* Records contained in a dataset

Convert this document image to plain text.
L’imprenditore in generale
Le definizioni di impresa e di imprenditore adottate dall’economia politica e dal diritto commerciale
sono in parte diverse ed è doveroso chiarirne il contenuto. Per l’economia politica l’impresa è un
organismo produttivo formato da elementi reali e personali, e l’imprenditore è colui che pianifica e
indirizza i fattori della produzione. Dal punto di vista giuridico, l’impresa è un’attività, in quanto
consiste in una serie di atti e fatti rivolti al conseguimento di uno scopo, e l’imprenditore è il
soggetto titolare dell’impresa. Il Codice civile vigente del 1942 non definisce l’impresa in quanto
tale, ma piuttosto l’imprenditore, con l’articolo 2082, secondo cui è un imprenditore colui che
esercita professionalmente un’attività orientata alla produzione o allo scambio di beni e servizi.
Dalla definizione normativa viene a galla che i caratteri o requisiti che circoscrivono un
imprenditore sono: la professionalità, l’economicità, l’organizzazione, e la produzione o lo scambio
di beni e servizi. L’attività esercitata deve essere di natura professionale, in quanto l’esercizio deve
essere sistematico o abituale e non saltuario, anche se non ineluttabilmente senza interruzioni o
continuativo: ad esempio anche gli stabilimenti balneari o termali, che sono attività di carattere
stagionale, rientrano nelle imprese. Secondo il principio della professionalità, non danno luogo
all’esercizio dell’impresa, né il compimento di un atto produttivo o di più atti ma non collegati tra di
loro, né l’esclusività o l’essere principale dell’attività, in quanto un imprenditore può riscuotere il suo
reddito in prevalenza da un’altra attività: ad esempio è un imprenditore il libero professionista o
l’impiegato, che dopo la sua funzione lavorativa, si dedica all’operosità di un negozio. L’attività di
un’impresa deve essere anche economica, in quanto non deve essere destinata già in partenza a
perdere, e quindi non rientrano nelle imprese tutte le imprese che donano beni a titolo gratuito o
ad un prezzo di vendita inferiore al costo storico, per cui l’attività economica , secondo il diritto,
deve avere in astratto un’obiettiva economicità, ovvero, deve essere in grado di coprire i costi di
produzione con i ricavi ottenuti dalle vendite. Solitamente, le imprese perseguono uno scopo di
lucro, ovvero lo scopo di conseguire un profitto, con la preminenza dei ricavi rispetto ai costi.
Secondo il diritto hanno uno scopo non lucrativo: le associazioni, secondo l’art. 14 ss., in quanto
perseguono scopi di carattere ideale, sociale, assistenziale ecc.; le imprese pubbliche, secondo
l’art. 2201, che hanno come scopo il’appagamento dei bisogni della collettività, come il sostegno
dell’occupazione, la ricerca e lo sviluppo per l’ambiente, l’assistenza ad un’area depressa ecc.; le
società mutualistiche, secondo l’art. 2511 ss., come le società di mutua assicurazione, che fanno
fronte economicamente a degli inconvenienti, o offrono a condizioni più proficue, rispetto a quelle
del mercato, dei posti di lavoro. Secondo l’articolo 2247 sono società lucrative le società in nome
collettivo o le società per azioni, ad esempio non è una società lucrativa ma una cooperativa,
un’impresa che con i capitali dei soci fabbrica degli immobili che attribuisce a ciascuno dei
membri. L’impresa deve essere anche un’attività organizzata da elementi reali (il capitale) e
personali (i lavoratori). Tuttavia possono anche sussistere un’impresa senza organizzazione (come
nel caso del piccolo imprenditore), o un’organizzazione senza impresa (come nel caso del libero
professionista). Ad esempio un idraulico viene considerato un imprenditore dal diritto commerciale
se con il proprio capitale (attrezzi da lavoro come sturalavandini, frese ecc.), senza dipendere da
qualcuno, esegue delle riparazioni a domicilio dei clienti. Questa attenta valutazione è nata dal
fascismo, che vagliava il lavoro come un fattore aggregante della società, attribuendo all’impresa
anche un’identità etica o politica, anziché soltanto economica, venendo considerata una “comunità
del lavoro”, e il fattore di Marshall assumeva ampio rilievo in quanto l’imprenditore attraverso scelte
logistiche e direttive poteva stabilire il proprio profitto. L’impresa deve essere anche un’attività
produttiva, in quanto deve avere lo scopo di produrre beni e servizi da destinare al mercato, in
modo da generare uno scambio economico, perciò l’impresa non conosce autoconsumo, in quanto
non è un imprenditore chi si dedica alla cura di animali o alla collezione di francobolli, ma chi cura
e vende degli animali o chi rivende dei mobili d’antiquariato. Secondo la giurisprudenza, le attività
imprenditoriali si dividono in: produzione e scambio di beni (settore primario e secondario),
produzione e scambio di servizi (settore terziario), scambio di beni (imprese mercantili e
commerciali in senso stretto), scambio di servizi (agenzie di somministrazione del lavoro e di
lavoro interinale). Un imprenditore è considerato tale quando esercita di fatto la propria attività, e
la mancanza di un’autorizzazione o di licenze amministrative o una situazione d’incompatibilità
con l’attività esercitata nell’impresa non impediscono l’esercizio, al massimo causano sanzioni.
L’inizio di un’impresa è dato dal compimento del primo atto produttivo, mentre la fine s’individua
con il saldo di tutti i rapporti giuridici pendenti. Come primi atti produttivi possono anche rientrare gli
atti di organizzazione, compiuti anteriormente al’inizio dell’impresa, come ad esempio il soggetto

* What is needed
In the records above, find each line holding "commerciale" and copy it.

* Worked answer
Le definizioni di impresa e di imprenditore adottate dall’economia politica e dal diritto commerciale
professionista). Ad esempio un idraulico viene considerato un imprenditore dal diritto commerciale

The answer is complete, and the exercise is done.